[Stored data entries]
++++++++++
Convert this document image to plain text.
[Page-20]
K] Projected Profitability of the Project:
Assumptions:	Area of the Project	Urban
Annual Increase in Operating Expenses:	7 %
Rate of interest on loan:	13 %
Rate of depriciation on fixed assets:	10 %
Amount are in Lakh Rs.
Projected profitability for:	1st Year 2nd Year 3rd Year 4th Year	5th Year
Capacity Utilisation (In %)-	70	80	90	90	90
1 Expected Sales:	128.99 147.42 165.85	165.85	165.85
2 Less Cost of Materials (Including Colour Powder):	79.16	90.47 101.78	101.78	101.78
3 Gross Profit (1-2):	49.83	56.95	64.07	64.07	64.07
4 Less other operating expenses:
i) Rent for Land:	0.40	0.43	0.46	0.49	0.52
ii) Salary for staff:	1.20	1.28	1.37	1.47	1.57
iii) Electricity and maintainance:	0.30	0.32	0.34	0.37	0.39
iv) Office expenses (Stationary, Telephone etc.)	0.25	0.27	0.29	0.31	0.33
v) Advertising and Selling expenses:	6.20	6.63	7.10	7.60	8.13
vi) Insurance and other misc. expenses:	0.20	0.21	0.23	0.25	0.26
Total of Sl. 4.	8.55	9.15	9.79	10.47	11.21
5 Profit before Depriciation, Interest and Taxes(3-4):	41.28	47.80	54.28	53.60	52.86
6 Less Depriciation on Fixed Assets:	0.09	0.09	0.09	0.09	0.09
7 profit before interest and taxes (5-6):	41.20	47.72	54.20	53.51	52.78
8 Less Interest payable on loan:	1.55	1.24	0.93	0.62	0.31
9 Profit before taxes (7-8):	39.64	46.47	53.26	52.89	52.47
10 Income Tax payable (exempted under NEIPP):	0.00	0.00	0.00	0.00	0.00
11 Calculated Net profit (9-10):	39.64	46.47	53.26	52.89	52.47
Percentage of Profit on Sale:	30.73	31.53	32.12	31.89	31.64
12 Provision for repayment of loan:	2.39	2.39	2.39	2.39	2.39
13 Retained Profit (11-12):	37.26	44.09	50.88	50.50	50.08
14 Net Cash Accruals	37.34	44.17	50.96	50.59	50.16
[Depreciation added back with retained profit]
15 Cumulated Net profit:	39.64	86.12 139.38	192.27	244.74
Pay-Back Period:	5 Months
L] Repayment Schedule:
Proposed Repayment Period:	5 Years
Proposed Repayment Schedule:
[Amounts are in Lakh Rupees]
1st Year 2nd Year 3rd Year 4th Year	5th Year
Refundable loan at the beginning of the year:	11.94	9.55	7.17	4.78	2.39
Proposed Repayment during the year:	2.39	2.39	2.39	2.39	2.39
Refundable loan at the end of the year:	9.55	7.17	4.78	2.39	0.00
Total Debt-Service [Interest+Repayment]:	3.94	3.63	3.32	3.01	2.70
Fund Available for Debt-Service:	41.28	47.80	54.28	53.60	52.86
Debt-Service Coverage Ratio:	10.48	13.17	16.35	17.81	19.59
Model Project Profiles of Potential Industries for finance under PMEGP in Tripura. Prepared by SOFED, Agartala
++++++++++
To be done: Extract all of the data above without altering anything.

Exercise result:
Convert this document image to plain text.
[Page-20]
K] Projected Profitability of the Project:
Assumptions:	Area of the Project	Urban
Annual Increase in Operating Expenses:	7 %
Rate of interest on loan:	13 %
Rate of depriciation on fixed assets:	10 %
Amount are in Lakh Rs.
Projected profitability for:	1st Year 2nd Year 3rd Year 4th Year	5th Year
Capacity Utilisation (In %)-	70	80	90	90	90
1 Expected Sales:	128.99 147.42 165.85	165.85	165.85
2 Less Cost of Materials (Including Colour Powder):	79.16	90.47 101.78	101.78	101.78
3 Gross Profit (1-2):	49.83	56.95	64.07	64.07	64.07
4 Less other operating expenses:
i) Rent for Land:	0.40	0.43	0.46	0.49	0.52
ii) Salary for staff:	1.20	1.28	1.37	1.47	1.57
iii) Electricity and maintainance:	0.30	0.32	0.34	0.37	0.39
iv) Office expenses (Stationary, Telephone etc.)	0.25	0.27	0.29	0.31	0.33
v) Advertising and Selling expenses:	6.20	6.63	7.10	7.60	8.13
vi) Insurance and other misc. expenses:	0.20	0.21	0.23	0.25	0.26
Total of Sl. 4.	8.55	9.15	9.79	10.47	11.21
5 Profit before Depriciation, Interest and Taxes(3-4):	41.28	47.80	54.28	53.60	52.86
6 Less Depriciation on Fixed Assets:	0.09	0.09	0.09	0.09	0.09
7 profit before interest and taxes (5-6):	41.20	47.72	54.20	53.51	52.78
8 Less Interest payable on loan:	1.55	1.24	0.93	0.62	0.31
9 Profit before taxes (7-8):	39.64	46.47	53.26	52.89	52.47
10 Income Tax payable (exempted under NEIPP):	0.00	0.00	0.00	0.00	0.00
11 Calculated Net profit (9-10):	39.64	46.47	53.26	52.89	52.47
Percentage of Profit on Sale:	30.73	31.53	32.12	31.89	31.64
12 Provision for repayment of loan:	2.39	2.39	2.39	2.39	2.39
13 Retained Profit (11-12):	37.26	44.09	50.88	50.50	50.08
14 Net Cash Accruals	37.34	44.17	50.96	50.59	50.16
[Depreciation added back with retained profit]
15 Cumulated Net profit:	39.64	86.12 139.38	192.27	244.74
Pay-Back Period:	5 Months
L] Repayment Schedule:
Proposed Repayment Period:	5 Years
Proposed Repayment Schedule:
[Amounts are in Lakh Rupees]
1st Year 2nd Year 3rd Year 4th Year	5th Year
Refundable loan at the beginning of the year:	11.94	9.55	7.17	4.78	2.39
Proposed Repayment during the year:	2.39	2.39	2.39	2.39	2.39
Refundable loan at the end of the year:	9.55	7.17	4.78	2.39	0.00
Total Debt-Service [Interest+Repayment]:	3.94	3.63	3.32	3.01	2.70
Fund Available for Debt-Service:	41.28	47.80	54.28	53.60	52.86
Debt-Service Coverage Ratio:	10.48	13.17	16.35	17.81	19.59
Model Project Profiles of Potential Industries for finance under PMEGP in Tripura. Prepared by SOFED, Agartala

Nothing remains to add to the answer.